> What you have to do
Copy all the entries word for word, but omit the pictures.

━━ Supplied data

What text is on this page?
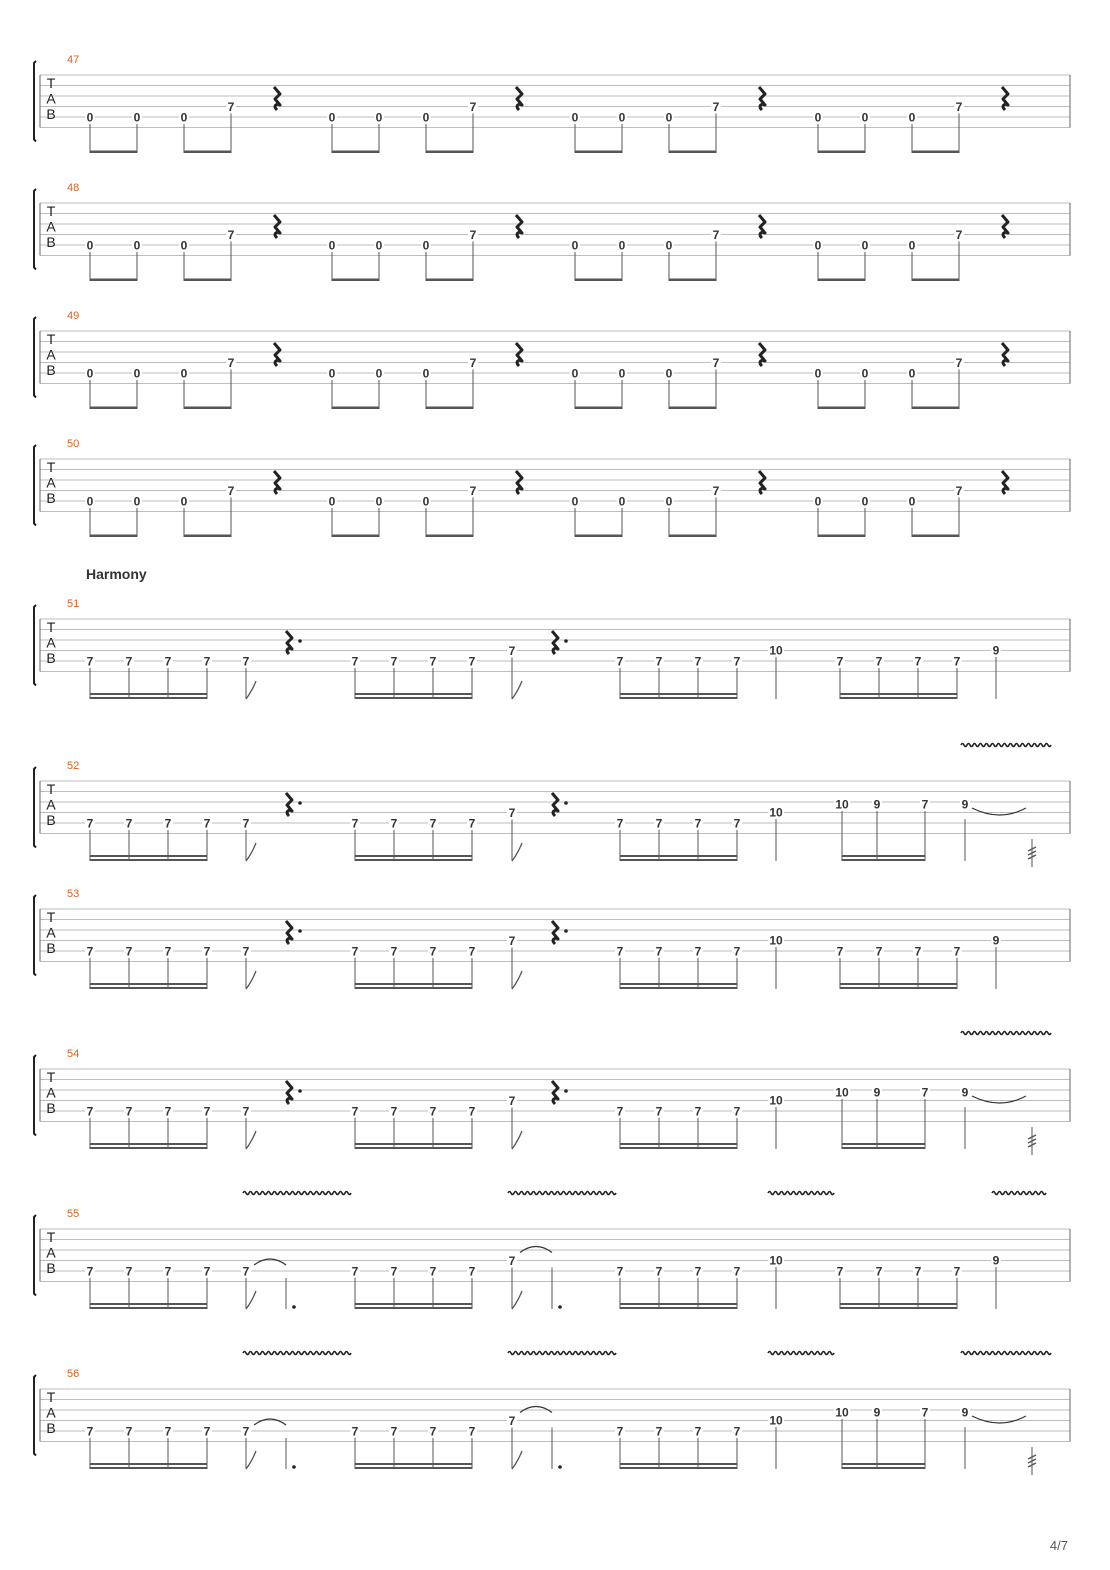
T
A
B
47
0	0	0
7
0	0	0
7
0	0	0
7
0	0	0
7
T
A
B
48
0	0	0
7
0	0	0
7
0	0	0
7
0	0	0
7
T
A
B
49
0	0	0
7
0	0	0
7
0	0	0
7
0	0	0
7
T
A
B
50
0	0	0
7
0	0	0
7
0	0	0
7
0	0	0
7
Harmony
T
A
B
51
7	7	7	7	7	7	7	7	7
7
7	7	7	7
10
7	7	7	7
9
T
A
B
52
7	7	7	7	7	7	7	7	7
7
7	7	7	7
10
10 9	7	9
T
A
B
53
7	7	7	7	7	7	7	7	7
7
7	7	7	7
10
7	7	7	7
9
T
A
B
54
7	7	7	7	7	7	7	7	7
7
7	7	7	7
10
10 9	7	9
T
A
B
55
7	7	7	7	7	7	7	7	7
7
7	7	7	7
10
7	7	7	7
9
T
A
B
56
7	7	7	7	7	7	7	7	7
7
7	7	7	7
10
10 9	7	9
4/7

━━━━

> Finished answer
What text is on this page?
T
A
B
47
0	0	0
7
0	0	0
7
0	0	0
7
0	0	0
7
T
A
B
48
0	0	0
7
0	0	0
7
0	0	0
7
0	0	0
7
T
A
B
49
0	0	0
7
0	0	0
7
0	0	0
7
0	0	0
7
T
A
B
50
0	0	0
7
0	0	0
7
0	0	0
7
0	0	0
7
Harmony
T
A
B
51
7	7	7	7	7	7	7	7	7
7
7	7	7	7
10
7	7	7	7
9
T
A
B
52
7	7	7	7	7	7	7	7	7
7
7	7	7	7
10
10 9	7	9
T
A
B
53
7	7	7	7	7	7	7	7	7
7
7	7	7	7
10
7	7	7	7
9
T
A
B
54
7	7	7	7	7	7	7	7	7
7
7	7	7	7
10
10 9	7	9
T
A
B
55
7	7	7	7	7	7	7	7	7
7
7	7	7	7
10
7	7	7	7
9
T
A
B
56
7	7	7	7	7	7	7	7	7
7
7	7	7	7
10
10 9	7	9
4/7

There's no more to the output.